▶ [What needs to be done] Copy everything in the data below exactly except the pictures.

━━ The input

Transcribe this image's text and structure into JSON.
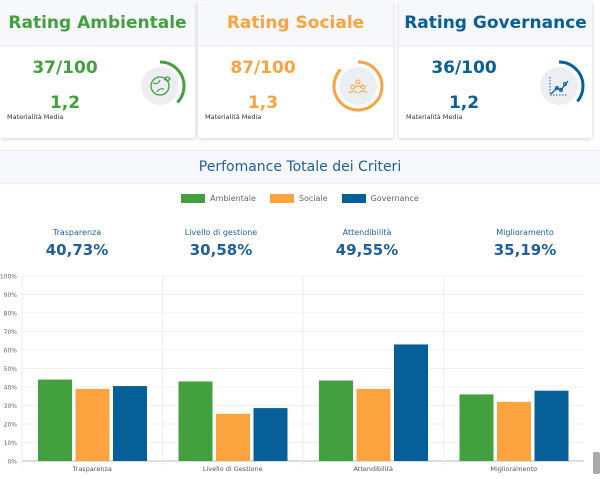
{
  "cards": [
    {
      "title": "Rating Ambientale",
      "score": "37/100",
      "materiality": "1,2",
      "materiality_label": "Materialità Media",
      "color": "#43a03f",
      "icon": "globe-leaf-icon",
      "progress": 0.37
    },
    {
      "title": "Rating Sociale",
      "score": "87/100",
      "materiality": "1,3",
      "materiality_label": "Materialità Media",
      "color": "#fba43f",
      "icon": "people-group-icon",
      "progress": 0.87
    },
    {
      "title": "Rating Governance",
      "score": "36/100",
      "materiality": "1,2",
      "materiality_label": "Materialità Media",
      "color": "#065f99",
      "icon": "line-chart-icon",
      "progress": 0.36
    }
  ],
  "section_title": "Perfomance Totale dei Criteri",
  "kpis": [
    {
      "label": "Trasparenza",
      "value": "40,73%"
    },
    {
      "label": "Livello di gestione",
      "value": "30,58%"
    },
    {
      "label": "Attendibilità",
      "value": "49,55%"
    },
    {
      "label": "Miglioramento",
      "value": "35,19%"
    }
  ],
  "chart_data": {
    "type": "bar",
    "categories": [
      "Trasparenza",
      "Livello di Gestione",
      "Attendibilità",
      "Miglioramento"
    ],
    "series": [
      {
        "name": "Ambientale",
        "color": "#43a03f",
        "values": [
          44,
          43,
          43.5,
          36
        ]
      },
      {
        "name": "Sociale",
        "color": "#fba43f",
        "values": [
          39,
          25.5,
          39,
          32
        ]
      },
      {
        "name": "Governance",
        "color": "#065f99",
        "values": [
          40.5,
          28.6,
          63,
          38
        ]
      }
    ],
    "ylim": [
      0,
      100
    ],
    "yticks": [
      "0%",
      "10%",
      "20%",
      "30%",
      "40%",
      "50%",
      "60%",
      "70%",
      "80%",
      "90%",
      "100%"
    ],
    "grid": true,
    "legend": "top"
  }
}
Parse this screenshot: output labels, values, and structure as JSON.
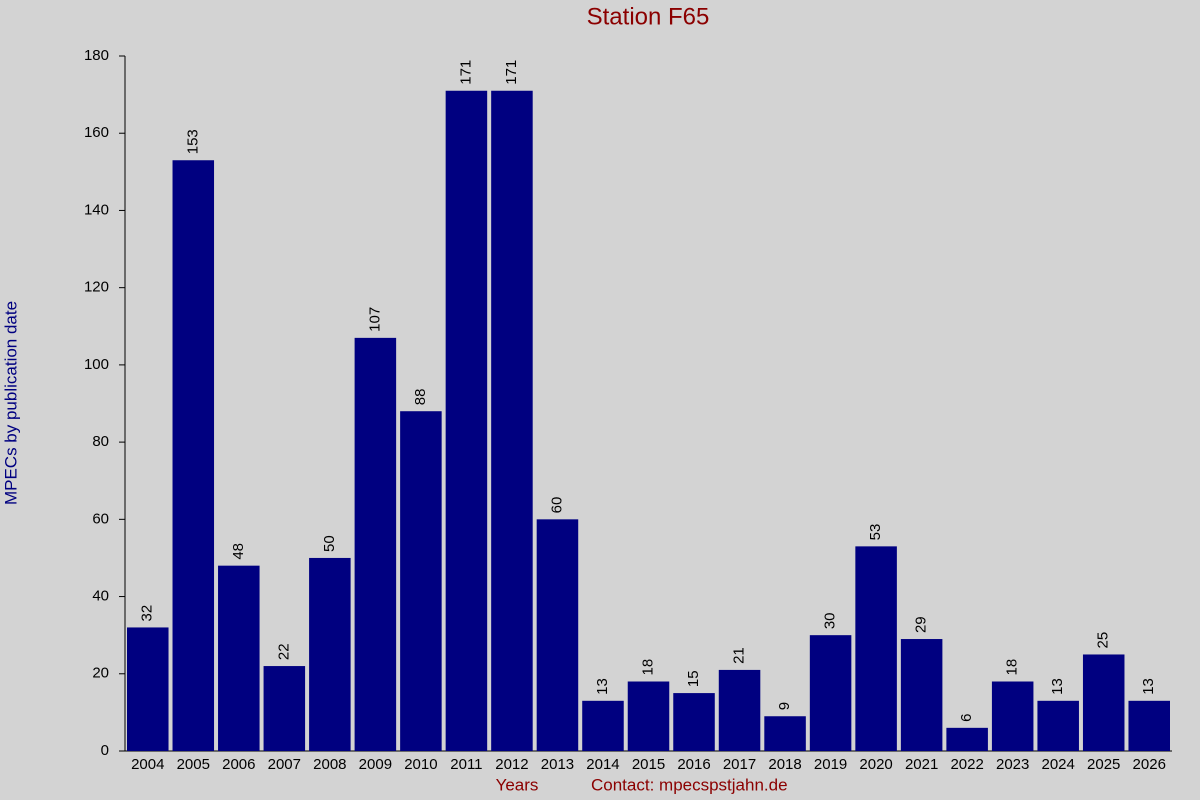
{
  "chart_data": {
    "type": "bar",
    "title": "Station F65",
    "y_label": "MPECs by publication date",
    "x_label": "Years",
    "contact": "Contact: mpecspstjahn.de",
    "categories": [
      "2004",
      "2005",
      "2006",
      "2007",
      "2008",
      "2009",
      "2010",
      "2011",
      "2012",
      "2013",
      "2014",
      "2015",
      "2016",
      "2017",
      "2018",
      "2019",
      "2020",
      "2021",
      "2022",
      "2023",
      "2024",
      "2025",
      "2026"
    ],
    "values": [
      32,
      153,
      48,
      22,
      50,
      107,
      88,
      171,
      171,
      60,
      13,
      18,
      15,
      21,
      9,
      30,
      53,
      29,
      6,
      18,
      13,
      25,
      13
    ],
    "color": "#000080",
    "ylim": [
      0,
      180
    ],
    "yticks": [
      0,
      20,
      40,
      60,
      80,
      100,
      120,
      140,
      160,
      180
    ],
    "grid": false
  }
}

━━━━

▶ [Answer]
Transcribe this image's text and structure into JSON.
{
  "cards": [
    {
      "title": "Rating Ambientale",
      "score": "37/100",
      "materiality": "1,2",
      "materiality_label": "Materialità Media",
      "color": "#43a03f",
      "icon": "globe-leaf-icon",
      "progress": 0.37
    },
    {
      "title": "Rating Sociale",
      "score": "87/100",
      "materiality": "1,3",
      "materiality_label": "Materialità Media",
      "color": "#fba43f",
      "icon": "people-group-icon",
      "progress": 0.87
    },
    {
      "title": "Rating Governance",
      "score": "36/100",
      "materiality": "1,2",
      "materiality_label": "Materialità Media",
      "color": "#065f99",
      "icon": "line-chart-icon",
      "progress": 0.36
    }
  ],
  "section_title": "Perfomance Totale dei Criteri",
  "kpis": [
    {
      "label": "Trasparenza",
      "value": "40,73%"
    },
    {
      "label": "Livello di gestione",
      "value": "30,58%"
    },
    {
      "label": "Attendibilità",
      "value": "49,55%"
    },
    {
      "label": "Miglioramento",
      "value": "35,19%"
    }
  ],
  "chart_data": {
    "type": "bar",
    "categories": [
      "Trasparenza",
      "Livello di Gestione",
      "Attendibilità",
      "Miglioramento"
    ],
    "series": [
      {
        "name": "Ambientale",
        "color": "#43a03f",
        "values": [
          44,
          43,
          43.5,
          36
        ]
      },
      {
        "name": "Sociale",
        "color": "#fba43f",
        "values": [
          39,
          25.5,
          39,
          32
        ]
      },
      {
        "name": "Governance",
        "color": "#065f99",
        "values": [
          40.5,
          28.6,
          63,
          38
        ]
      }
    ],
    "ylim": [
      0,
      100
    ],
    "yticks": [
      "0%",
      "10%",
      "20%",
      "30%",
      "40%",
      "50%",
      "60%",
      "70%",
      "80%",
      "90%",
      "100%"
    ],
    "grid": true,
    "legend": "top"
  }
}
Parse this screenshot: output labels, values, and structure as JSON.
{
  "chart_data": {
    "type": "bar",
    "title": "Station F65",
    "y_label": "MPECs by publication date",
    "x_label": "Years",
    "contact": "Contact: mpecspstjahn.de",
    "categories": [
      "2004",
      "2005",
      "2006",
      "2007",
      "2008",
      "2009",
      "2010",
      "2011",
      "2012",
      "2013",
      "2014",
      "2015",
      "2016",
      "2017",
      "2018",
      "2019",
      "2020",
      "2021",
      "2022",
      "2023",
      "2024",
      "2025",
      "2026"
    ],
    "values": [
      32,
      153,
      48,
      22,
      50,
      107,
      88,
      171,
      171,
      60,
      13,
      18,
      15,
      21,
      9,
      30,
      53,
      29,
      6,
      18,
      13,
      25,
      13
    ],
    "color": "#000080",
    "ylim": [
      0,
      180
    ],
    "yticks": [
      0,
      20,
      40,
      60,
      80,
      100,
      120,
      140,
      160,
      180
    ],
    "grid": false
  }
}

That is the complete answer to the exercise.